EXTRAIT SOURCE
Les démocraties occidentales, loin de combattre la mafia, la laissent au contraire croître, car les flux d’argent que le crime organisé reverse dans les secteurs clefs de l’économie libérale (banques, pétrole, armement, immobilier) permettent à cette économie de survivre à ses crises. L’accumulation du capital mafieux trouve ainsi sa justification dans les systèmes complexes que ces démocraties ont mis en place, de confiscation du pouvoir populaire par l’intermédiaire du droit législatif et procédural. Ce droit législatif n'est que poudre aux yeux, destinée à camoufler le vrai horizon de la logique néo-libérale, qui est la seule accumulation de Capital. Une accumulation qui a changé de nature ces dernières années. De vitesse plutôt, car dès la fin des Trente Glorieuses, le Capital sonnait déjà le glas des sociétés civiles. L’accumulation avait été telle, qu’il ne trouvait plus de lieux où s’investir : la société n’était pas assez riche, investir dans la santé, l’industrie ou les services ne pouvait suffire à résorber l’immense richesse dégagée.

Alors l’argent des riches trouva d’autres lieux où garantir sa croissance démesurée. Avec, en France par exemple, la complicité des socialistes dans les années 80, qui furent les premiers à "libérer" les marchés financiers pour permettre aux banques d’inventer les formes arithmétiques de gains colossaux. Les groupes de pression s’organisèrent, lobbies multiples, intellectuels, politiques, économiques, qui ne visaient qu’à aider le Capital à concentrer ses intérêts sur le court terme, au mépris du développement du Bien Commun.

[Relevés de l'emplacement des éléments]

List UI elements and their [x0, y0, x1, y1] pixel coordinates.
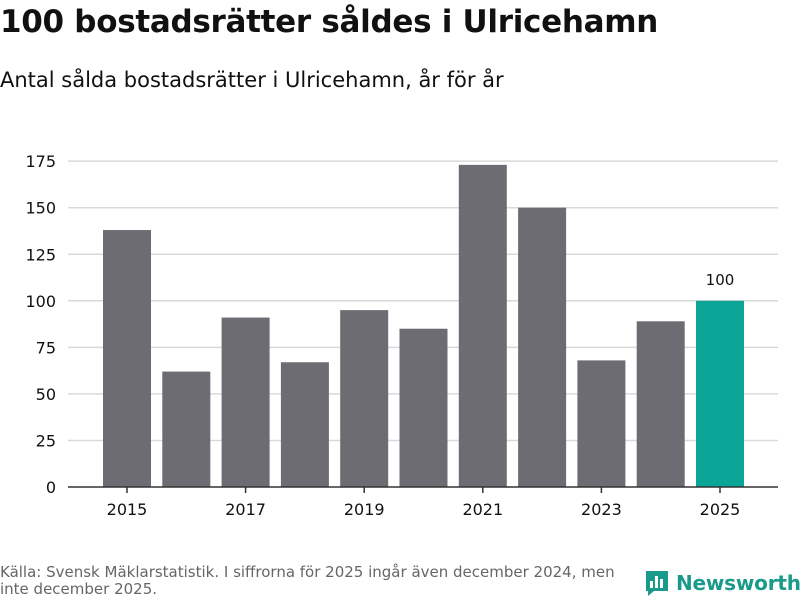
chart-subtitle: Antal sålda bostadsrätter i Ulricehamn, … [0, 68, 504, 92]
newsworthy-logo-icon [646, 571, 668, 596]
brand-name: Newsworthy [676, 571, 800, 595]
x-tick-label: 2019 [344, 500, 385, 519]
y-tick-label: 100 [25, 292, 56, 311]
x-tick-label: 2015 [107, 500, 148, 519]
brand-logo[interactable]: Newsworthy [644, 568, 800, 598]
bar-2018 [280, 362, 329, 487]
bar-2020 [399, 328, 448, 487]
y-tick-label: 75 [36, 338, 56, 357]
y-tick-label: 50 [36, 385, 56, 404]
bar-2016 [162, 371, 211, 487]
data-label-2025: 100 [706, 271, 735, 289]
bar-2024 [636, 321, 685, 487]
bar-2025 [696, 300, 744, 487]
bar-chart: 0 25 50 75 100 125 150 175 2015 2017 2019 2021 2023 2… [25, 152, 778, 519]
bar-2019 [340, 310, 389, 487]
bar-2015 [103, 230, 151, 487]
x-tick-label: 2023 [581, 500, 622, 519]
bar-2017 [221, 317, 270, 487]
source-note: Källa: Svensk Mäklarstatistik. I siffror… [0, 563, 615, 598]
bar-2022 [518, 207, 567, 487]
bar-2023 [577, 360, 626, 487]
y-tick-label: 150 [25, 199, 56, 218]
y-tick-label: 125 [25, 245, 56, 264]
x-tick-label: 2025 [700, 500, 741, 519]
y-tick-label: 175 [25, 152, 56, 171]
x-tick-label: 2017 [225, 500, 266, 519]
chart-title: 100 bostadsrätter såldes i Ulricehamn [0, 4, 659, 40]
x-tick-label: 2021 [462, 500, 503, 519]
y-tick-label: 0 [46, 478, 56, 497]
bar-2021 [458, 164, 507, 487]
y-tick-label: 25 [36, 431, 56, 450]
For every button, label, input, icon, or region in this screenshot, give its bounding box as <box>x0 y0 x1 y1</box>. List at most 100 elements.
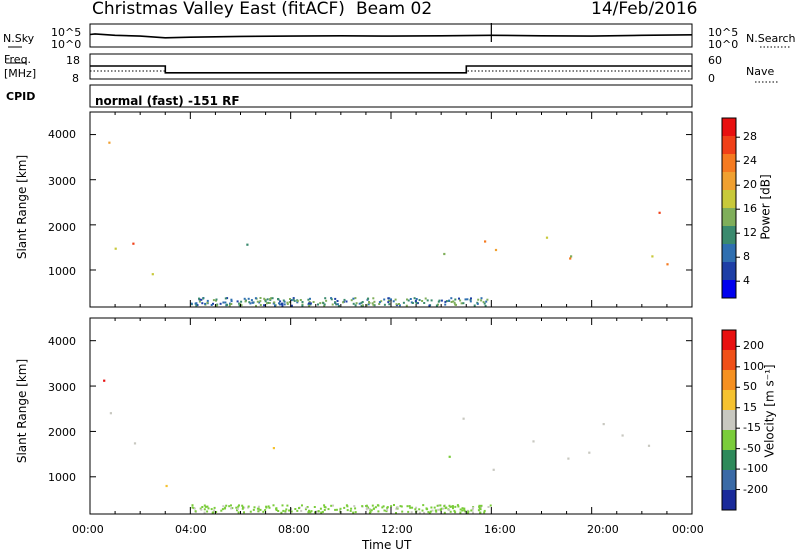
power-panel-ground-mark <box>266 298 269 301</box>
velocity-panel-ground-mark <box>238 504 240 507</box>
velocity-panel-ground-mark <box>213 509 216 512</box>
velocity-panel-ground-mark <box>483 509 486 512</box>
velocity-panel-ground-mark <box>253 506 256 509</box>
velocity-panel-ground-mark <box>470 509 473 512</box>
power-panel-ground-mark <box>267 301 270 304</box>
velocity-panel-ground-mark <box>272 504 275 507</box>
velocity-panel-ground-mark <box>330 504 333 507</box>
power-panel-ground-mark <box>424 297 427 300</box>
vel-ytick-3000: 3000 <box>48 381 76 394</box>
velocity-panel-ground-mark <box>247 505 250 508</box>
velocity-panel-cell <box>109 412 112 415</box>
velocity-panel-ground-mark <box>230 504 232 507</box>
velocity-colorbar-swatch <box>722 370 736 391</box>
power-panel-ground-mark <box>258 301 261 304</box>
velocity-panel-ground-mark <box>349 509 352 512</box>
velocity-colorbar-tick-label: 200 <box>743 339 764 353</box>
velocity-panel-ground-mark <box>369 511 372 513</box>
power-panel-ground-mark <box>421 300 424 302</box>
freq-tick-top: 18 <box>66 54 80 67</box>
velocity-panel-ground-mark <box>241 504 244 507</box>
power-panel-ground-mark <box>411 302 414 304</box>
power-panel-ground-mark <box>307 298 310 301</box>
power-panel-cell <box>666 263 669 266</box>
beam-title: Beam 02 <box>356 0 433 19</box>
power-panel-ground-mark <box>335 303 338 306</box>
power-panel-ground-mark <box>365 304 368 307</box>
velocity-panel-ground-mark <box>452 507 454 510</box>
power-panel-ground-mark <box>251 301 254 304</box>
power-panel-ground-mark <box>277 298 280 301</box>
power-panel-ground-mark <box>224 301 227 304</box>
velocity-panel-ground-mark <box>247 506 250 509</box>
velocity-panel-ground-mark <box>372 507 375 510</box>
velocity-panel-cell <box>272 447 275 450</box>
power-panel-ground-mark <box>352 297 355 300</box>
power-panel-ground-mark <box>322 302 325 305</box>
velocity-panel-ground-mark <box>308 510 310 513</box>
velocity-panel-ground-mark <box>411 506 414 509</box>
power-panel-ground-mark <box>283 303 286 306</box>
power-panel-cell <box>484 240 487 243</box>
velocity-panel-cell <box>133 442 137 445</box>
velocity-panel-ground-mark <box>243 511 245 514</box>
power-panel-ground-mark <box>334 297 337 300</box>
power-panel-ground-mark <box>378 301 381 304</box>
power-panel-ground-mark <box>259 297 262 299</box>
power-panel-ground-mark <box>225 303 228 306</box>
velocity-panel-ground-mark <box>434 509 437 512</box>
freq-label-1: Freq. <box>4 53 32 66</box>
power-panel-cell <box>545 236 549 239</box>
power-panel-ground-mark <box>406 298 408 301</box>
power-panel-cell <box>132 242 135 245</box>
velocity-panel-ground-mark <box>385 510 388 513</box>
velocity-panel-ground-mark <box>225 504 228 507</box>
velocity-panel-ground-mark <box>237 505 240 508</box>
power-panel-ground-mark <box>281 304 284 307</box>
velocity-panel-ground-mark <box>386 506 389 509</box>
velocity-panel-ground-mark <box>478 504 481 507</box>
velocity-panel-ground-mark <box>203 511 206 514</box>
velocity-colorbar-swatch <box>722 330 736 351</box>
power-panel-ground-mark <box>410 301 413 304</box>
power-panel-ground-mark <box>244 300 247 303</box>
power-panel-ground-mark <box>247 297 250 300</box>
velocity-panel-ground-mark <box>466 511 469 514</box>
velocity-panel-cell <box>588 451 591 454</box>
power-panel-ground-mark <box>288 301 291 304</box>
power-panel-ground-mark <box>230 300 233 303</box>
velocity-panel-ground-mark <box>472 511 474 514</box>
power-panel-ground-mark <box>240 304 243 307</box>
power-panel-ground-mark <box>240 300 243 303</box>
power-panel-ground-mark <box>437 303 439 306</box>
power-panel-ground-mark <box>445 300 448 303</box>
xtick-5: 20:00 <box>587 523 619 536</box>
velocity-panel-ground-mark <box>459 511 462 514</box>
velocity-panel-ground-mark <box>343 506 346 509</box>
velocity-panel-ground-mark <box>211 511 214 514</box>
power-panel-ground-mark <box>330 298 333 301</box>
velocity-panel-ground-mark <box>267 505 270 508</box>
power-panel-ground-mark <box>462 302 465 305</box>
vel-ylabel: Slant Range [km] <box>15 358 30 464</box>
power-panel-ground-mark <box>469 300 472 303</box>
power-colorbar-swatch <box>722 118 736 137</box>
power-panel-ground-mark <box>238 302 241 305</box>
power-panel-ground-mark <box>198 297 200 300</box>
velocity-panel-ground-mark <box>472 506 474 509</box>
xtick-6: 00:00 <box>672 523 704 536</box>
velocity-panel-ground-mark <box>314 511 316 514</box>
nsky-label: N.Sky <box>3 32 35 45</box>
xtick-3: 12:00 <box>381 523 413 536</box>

PARTIES DE L'EXERCICE
1. Restituez fidèlement le passage de l'extrait sur l'accumulation du capital qui commence à "Alors l’argent des" et se termine à "du Bien Commun.".
2. Reprenez l'extrait sur l'accumulation du capital après sa dernière phrase et poursuivez sa rédaction.

RÉPONSES DANS L'ORDRE
1.
Alors l’argent des riches trouva d’autres lieux où garantir sa croissance démesurée. Avec, en France par exemple, la complicité des socialistes dans les années 80, qui furent les premiers à "libérer" les marchés financiers pour permettre aux banques d’inventer les formes arithmétiques de gains colossaux. Les groupes de pression s’organisèrent, lobbies multiples, intellectuels, politiques, économiques, qui ne visaient qu’à aider le Capital à concentrer ses intérêts sur le court terme, au mépris du développement du Bien Commun.

2.
Des flux de richesses colossales furent ainsi détournés de la société réelle vers le secteur financier, provoquant l’appauvrissement généralisé des économies - et de la citoyenneté, ne l’oublions jamais. Des milliers de milliards de dollars envolés, désertèrent brusquement le commerce et l’industrie, financiarisation de l’économie qui s'engagea vers la pure spéculation financière, par exemple via le vol des richesses naturelles du monde (aujourd’hui, le grand jeu est celui du rachat des terres cultivables à des fins de spéculation). Plutôt que la mondialisation, cet immense élan de destruction massive des économies mondiales conduisit d’abord à la désindustrialisation du monde occidental. Une désindustrialisation qui achevait en outre le grand rêve revanchard des capitalistes : écraser enfin, liquider les classes laborieuses, coupables désormais de s’accrocher aux piètres protections sociales qu’elles avaient gagnées…

Les villes elles-mêmes durent se plier à leurs nouvelles exigences de gentrification. Les quartiers de la classe ouvrière furent transformés en ghettos, tandis qu’une élite sans foi ni loi développait ses produits financiers, dérivés de dérivés de dérivés de la vraie richesse. L’industrie financière était née, où l’argent se reproduisait comme par miracle. Des générations d'économistes et de politiciens nous ont enseigné depuis plus de trente ans que ce modèle, seul, devait nous sauver. Un modèle mathématique élégant, qui n’a cessé depuis de ruiner nos vies. Mais un modèle dont les conséquences politiques ont été considérables et qui s’est traduit par une démocratie entièrement vidée de son sens. 

Auteur: Lecinsky Thelonious K.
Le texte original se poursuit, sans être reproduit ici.